Exercices à faire =
a – Les affirmations suivantes sont-elles conformes au texte sur la gestion de crise ? Répondez par oui ou par non, en citant à chaque fois les mots décisifs du texte.
(i) La définition de la gestion de crise est la même pour une organisation, une entreprise ou un individu.
(ii) Pour la plupart, la posture de gestion de crise est permanente.
(iii) La réponse est le plus souvent apportée par les gestionnaires des risques chargés des plans.
b – Recopiez mot pour mot le passage de la liste qui va de la ligne contenant « chart-title: today [102, 1, 142, 16] » jusqu’à la ligne contenant « text: 73.25 Mbit/s [216, 141, 296, 154] », ces deux lignes comprises.

Texte fourni =
Depuis de nombreuses années, et en particulier depuis début 2020, il semblerait que l’un des termes les plus fréquemment utilisés soit le mot crise. Même si celle-ci peut revêtir des formes très variées, sa notion de gestion semble plus difficile à cerner. Que ce soit pour une organisation, une entreprise ou un individu, la définition de la gestion de crise reste pourtant la même. Seuls les moyens, l’organisation et les processus diffèrent. 

Les deux années de crise sanitaire nous ont également montré les capacités des organisations à apporter des plans d’action rationnels, et en adéquation avec l’évolution permanente des éléments de contexte. Pour le plus grand nombre, la posture de gestion de crise n’est que ponctuelle, le but étant de minimiser les impacts et de revenir à la normalité. La réponse est, dans une grande majorité de cas, apportée par les gestionnaires des risques en charge des plans, avec pour objectif principal de gérer les conséquences immédiates avec les parties prenantes primo-intervenantes connues. 

Cette réponse est tout à fait compréhensible, car elle s’appuie sur la vision d’un événement comme étant un scénario de risques, auquel nous répondons par la mise en place d’un plan préparé à l’avance, et sur lequel se greffent des éléments de communication de crise. 

Mais à trop vouloir se cantonner aux risques, nous en oublions que c’est une crise, et qu’il est primordial de répondre à la question fondamentale : qu’est-ce que l’on attend de nous ?

La culture durable de la gestion de crise

La manière dont les réponses sont apportées, et encore plus leur contenu, nous renseignent sur le chemin qu’il nous reste à parcourir pour que la thématique de la gestion de crise devienne enfin un véritable métier. Celle-ci est une posture dérogatoire, dans le sens où, même si l’organisation est préparée à faire face, l’acceptation, l’adaptation et la création d’un modèle de réponse qui n’existe pas sont les clés essentielles à l’atteinte des attendus.

Entrées du jeu de données
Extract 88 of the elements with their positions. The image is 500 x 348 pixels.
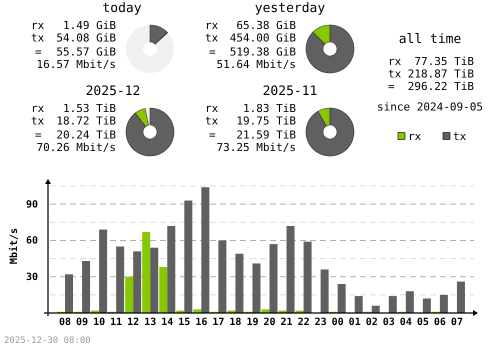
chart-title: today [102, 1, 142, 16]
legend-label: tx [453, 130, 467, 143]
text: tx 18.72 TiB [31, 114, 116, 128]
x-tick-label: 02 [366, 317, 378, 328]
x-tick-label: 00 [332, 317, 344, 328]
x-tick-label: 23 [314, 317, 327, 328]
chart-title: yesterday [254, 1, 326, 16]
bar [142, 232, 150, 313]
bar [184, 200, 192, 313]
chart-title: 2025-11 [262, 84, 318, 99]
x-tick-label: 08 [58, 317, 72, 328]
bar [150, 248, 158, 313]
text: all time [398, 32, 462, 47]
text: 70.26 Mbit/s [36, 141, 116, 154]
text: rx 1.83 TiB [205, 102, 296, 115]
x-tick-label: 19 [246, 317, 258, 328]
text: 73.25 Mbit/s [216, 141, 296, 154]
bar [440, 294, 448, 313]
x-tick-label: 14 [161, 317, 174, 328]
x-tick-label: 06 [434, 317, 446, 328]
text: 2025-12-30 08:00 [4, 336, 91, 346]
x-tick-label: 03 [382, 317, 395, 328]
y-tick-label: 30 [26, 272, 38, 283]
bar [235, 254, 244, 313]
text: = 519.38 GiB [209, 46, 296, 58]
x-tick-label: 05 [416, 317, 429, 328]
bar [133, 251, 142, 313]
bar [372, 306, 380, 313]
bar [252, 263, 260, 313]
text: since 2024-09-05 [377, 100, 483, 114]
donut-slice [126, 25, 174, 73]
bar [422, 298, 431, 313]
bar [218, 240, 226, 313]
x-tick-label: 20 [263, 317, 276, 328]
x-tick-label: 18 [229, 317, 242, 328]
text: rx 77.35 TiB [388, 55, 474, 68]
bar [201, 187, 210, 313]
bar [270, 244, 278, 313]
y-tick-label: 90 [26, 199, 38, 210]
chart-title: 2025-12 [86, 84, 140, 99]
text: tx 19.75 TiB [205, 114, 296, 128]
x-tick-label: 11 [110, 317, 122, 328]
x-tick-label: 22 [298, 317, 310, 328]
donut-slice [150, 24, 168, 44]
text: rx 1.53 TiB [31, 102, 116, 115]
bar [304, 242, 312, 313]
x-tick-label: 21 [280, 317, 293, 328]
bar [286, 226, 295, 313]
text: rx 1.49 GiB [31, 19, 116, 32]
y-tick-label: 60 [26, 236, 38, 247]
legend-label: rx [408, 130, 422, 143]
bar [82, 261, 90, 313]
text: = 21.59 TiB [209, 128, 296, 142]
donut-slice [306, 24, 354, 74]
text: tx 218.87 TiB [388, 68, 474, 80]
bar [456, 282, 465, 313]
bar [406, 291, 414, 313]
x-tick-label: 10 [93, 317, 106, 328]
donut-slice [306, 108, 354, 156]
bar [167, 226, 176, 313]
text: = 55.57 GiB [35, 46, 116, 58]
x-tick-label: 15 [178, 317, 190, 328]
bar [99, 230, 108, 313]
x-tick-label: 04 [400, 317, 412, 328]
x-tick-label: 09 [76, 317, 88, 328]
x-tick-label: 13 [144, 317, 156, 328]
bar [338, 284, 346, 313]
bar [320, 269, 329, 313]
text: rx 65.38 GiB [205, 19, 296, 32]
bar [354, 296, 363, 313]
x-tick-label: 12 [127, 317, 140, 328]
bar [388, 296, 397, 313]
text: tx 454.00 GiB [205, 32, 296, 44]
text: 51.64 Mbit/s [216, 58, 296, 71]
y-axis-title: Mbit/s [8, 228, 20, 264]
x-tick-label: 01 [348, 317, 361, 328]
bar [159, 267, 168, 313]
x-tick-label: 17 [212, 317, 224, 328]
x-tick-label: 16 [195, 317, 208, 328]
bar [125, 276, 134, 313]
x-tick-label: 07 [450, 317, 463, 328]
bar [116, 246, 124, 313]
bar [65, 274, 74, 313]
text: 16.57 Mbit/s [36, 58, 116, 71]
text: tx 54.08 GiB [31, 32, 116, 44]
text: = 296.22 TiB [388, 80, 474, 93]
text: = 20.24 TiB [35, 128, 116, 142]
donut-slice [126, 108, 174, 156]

Résultats attendus =
a –
(i) Oui : « la définition de la gestion de crise reste pourtant la même ».
(ii) Non : « Pour le plus grand nombre, la posture de gestion de crise n’est que ponctuelle ».
(iii) Oui : « La réponse est, dans une grande majorité de cas, apportée par les gestionnaires des risques en charge des plans ».

b –
chart-title: today [102, 1, 142, 16]
legend-label: tx [453, 130, 467, 143]
text: tx 18.72 TiB [31, 114, 116, 128]
x-tick-label: 02 [366, 317, 378, 328]
x-tick-label: 00 [332, 317, 344, 328]
x-tick-label: 23 [314, 317, 327, 328]
chart-title: yesterday [254, 1, 326, 16]
bar [142, 232, 150, 313]
bar [184, 200, 192, 313]
chart-title: 2025-11 [262, 84, 318, 99]
x-tick-label: 08 [58, 317, 72, 328]
bar [150, 248, 158, 313]
text: all time [398, 32, 462, 47]
text: 70.26 Mbit/s [36, 141, 116, 154]
text: rx 1.83 TiB [205, 102, 296, 115]
x-tick-label: 19 [246, 317, 258, 328]
text: 73.25 Mbit/s [216, 141, 296, 154]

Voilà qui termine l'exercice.